══ Given information

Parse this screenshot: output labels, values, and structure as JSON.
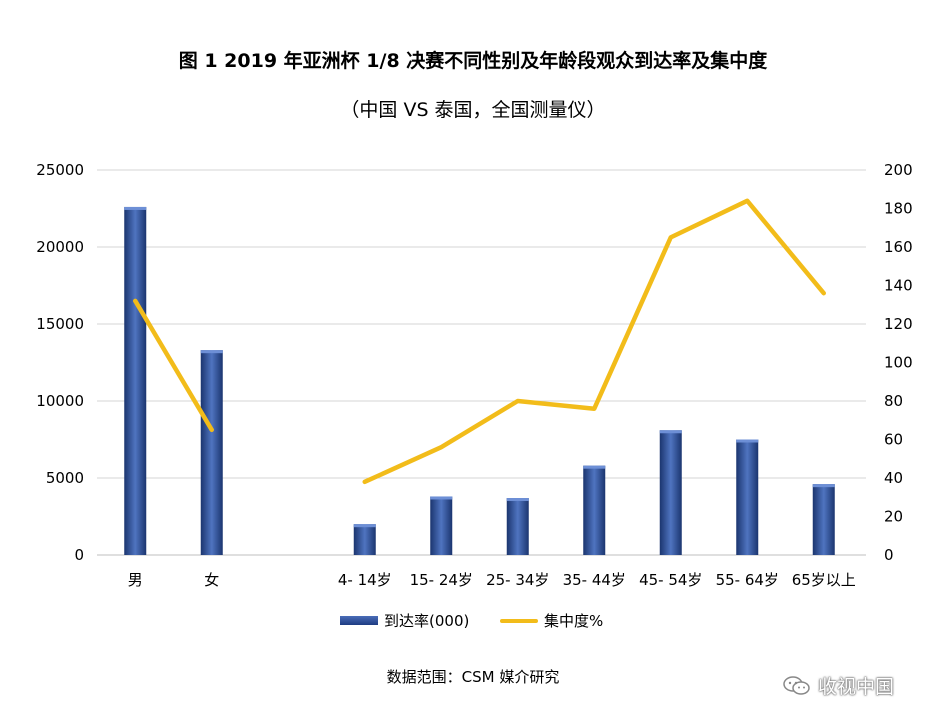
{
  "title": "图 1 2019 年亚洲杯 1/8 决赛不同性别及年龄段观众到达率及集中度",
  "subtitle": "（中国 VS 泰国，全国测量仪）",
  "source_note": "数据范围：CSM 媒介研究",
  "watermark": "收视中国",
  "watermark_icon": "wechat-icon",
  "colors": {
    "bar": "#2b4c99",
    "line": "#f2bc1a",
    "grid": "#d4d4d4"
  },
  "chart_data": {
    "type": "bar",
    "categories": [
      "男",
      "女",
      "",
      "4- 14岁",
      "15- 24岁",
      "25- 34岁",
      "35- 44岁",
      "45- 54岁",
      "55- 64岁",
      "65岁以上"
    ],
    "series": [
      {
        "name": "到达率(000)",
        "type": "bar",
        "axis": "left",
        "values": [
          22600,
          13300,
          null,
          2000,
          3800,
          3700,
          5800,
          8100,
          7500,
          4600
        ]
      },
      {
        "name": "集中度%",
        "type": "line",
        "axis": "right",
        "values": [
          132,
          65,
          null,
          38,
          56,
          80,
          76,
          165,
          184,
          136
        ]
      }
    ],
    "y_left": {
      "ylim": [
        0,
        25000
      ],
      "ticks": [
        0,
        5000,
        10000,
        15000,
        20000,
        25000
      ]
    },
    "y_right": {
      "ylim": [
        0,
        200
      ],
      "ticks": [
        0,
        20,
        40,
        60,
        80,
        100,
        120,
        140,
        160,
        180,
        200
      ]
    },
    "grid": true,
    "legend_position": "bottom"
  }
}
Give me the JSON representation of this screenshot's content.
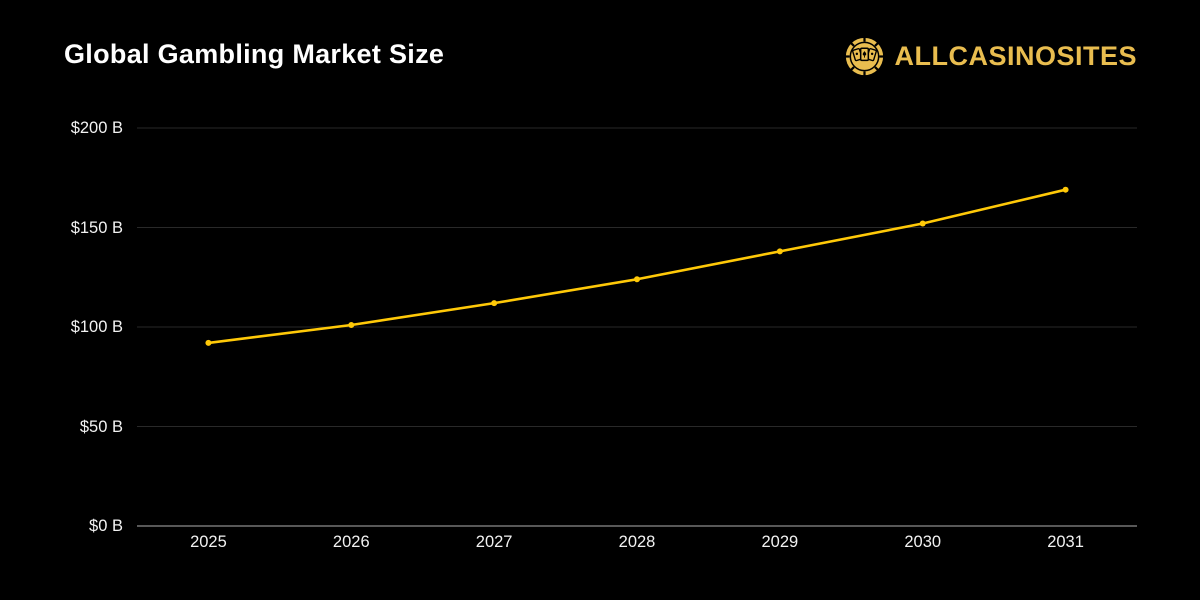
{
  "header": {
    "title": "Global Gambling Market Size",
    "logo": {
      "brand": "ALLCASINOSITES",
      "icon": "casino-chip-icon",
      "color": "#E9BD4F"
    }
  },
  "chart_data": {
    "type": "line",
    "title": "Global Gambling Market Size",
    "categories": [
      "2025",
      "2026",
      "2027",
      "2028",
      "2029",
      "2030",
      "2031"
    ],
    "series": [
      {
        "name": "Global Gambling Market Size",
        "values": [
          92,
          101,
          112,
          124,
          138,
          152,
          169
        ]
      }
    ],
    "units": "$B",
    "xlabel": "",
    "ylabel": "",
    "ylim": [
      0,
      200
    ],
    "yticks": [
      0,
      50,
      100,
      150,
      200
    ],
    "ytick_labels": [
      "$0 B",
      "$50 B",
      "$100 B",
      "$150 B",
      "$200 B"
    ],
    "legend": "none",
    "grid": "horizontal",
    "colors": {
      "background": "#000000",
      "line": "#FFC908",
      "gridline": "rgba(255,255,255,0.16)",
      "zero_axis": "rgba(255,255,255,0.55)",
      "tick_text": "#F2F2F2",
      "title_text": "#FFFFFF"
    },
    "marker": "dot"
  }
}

════
══ Given information

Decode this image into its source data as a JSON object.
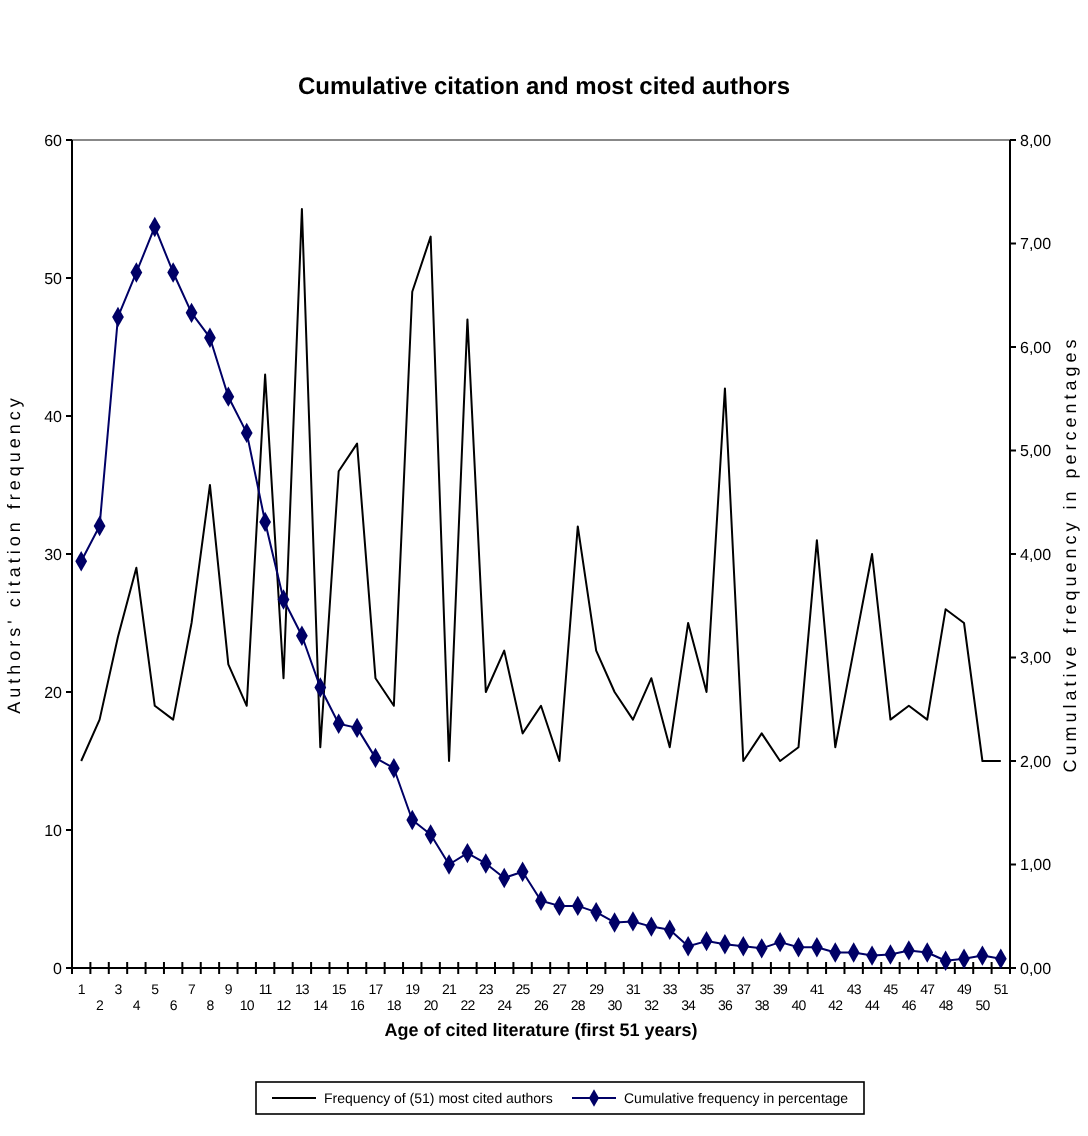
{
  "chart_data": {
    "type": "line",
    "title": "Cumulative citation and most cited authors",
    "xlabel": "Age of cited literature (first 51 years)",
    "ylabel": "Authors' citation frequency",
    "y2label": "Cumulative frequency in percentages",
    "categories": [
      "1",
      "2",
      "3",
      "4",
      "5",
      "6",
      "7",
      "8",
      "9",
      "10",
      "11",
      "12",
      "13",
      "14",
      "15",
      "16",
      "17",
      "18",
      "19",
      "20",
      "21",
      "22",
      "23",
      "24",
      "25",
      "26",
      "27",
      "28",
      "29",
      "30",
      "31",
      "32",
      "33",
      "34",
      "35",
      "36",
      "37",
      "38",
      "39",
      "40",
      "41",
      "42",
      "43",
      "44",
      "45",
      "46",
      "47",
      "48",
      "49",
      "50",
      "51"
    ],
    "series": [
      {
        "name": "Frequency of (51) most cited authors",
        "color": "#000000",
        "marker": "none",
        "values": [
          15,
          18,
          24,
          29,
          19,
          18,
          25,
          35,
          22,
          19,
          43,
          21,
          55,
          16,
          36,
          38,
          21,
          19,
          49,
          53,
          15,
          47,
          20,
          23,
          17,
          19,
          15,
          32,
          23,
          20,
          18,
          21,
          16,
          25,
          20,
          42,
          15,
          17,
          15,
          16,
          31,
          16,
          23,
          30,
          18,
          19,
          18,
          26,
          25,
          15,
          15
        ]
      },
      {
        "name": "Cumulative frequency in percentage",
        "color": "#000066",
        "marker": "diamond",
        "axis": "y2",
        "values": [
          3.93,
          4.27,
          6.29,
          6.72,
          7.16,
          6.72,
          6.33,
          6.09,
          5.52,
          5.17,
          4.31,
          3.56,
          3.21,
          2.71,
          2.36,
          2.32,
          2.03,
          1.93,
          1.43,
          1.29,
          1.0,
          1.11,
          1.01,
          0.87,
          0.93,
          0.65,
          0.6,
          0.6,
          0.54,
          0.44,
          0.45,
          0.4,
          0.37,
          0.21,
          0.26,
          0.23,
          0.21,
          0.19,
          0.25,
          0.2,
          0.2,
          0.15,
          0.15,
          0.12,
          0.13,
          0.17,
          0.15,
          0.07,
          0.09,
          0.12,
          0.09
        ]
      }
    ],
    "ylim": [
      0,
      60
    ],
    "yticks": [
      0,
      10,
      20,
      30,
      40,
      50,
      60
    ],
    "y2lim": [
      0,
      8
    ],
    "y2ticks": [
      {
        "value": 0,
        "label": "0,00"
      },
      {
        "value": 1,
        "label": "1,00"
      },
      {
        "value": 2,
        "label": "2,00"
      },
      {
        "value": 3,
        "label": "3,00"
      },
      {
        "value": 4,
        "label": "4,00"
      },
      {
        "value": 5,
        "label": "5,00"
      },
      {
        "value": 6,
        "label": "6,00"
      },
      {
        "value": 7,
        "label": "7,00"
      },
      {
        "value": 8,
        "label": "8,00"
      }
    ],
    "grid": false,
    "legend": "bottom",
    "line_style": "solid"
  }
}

════
══ Given information

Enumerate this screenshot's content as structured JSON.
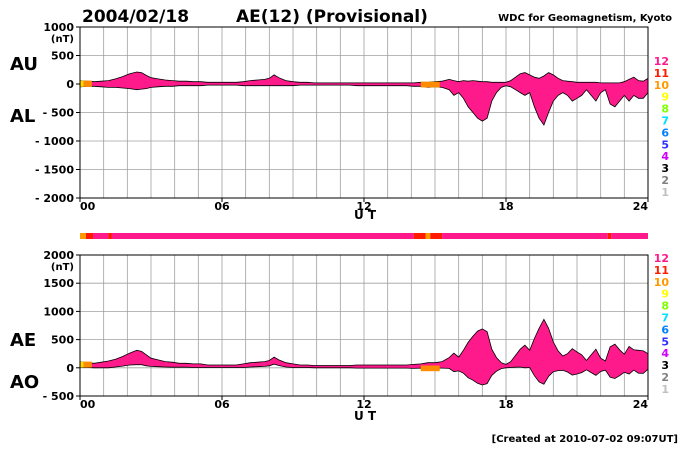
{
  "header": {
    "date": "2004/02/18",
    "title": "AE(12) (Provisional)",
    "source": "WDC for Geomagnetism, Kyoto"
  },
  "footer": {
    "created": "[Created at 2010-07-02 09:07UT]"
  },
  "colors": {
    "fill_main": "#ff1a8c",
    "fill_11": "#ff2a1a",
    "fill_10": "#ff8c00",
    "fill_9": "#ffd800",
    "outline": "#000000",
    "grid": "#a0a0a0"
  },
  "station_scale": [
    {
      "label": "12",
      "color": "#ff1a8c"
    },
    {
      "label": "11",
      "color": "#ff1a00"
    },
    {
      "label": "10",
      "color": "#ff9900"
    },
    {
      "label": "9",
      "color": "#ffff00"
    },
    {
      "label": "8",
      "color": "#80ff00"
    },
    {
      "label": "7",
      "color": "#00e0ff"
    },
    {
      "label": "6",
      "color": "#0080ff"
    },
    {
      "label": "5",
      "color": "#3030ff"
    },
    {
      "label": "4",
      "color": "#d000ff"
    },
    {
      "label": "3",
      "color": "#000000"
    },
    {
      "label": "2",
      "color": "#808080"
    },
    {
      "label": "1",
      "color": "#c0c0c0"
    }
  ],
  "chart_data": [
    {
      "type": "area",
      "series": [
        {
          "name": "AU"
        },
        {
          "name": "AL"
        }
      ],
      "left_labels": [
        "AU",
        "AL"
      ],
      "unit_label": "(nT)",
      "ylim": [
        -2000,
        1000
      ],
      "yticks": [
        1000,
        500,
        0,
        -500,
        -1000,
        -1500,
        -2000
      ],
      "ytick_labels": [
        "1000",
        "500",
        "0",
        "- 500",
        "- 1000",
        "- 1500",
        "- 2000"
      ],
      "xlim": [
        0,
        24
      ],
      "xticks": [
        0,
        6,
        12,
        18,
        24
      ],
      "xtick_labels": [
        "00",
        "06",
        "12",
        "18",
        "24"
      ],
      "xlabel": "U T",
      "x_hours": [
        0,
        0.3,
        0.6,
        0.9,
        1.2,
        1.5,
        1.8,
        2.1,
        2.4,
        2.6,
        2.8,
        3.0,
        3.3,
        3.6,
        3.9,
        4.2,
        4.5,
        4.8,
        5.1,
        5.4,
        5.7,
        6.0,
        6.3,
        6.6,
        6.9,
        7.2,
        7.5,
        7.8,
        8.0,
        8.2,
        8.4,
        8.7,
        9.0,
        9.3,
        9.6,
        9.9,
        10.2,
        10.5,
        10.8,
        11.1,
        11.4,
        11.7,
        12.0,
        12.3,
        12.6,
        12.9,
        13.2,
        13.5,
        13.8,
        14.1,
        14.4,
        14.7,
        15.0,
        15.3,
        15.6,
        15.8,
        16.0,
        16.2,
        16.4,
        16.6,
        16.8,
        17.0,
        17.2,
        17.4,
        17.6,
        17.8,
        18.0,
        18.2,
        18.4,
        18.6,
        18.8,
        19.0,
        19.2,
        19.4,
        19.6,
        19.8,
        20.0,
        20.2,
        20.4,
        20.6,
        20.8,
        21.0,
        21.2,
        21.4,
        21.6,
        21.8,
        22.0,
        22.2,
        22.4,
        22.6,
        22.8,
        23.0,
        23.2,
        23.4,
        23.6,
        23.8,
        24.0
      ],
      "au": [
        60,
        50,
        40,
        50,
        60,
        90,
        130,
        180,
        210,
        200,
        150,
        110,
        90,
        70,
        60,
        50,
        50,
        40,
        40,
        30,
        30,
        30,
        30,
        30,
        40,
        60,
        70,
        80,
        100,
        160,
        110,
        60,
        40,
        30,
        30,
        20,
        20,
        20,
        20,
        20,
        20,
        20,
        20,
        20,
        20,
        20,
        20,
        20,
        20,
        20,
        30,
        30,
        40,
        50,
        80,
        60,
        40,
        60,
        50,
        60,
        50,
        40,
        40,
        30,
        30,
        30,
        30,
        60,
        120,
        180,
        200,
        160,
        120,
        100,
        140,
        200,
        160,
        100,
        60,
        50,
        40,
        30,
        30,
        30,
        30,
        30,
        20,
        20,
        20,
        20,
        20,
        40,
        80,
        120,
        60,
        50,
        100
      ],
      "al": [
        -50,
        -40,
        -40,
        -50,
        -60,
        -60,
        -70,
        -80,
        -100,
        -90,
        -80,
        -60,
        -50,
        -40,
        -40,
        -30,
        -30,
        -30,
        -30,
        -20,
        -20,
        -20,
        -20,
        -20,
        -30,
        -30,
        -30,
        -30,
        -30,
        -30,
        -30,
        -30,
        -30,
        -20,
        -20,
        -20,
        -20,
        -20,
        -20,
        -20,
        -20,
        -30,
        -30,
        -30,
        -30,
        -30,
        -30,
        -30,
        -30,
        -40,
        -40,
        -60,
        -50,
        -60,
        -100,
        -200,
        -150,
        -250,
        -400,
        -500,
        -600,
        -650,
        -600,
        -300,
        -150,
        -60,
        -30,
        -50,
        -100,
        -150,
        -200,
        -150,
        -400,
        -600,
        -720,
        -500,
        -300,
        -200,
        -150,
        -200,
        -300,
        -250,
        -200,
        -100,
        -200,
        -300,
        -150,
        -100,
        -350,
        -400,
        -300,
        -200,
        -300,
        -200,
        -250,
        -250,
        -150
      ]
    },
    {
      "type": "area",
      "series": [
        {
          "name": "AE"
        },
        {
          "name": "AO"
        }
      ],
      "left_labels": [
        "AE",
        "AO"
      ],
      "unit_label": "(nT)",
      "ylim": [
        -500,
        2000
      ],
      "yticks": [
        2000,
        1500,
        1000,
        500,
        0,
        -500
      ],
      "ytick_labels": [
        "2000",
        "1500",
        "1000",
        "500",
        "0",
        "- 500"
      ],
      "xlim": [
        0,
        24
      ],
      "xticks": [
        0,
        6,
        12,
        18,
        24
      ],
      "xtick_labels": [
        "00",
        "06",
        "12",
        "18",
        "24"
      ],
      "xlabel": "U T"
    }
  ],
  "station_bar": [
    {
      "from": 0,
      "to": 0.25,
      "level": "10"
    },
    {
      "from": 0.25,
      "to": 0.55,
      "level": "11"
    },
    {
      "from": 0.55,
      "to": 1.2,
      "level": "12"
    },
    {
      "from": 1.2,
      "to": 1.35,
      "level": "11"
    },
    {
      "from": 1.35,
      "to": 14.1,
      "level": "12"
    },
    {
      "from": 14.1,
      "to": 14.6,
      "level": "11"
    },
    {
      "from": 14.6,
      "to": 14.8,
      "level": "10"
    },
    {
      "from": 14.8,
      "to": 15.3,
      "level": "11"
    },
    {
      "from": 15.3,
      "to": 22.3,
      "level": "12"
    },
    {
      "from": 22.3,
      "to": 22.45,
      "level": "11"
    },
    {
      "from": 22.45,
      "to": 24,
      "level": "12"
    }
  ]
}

════

=== Given exercise ===
Copy whichever lines in the listing above contain the word "bottom".

=== Written response ===
    "legend_position": "bottom"
    "legend": "bottom",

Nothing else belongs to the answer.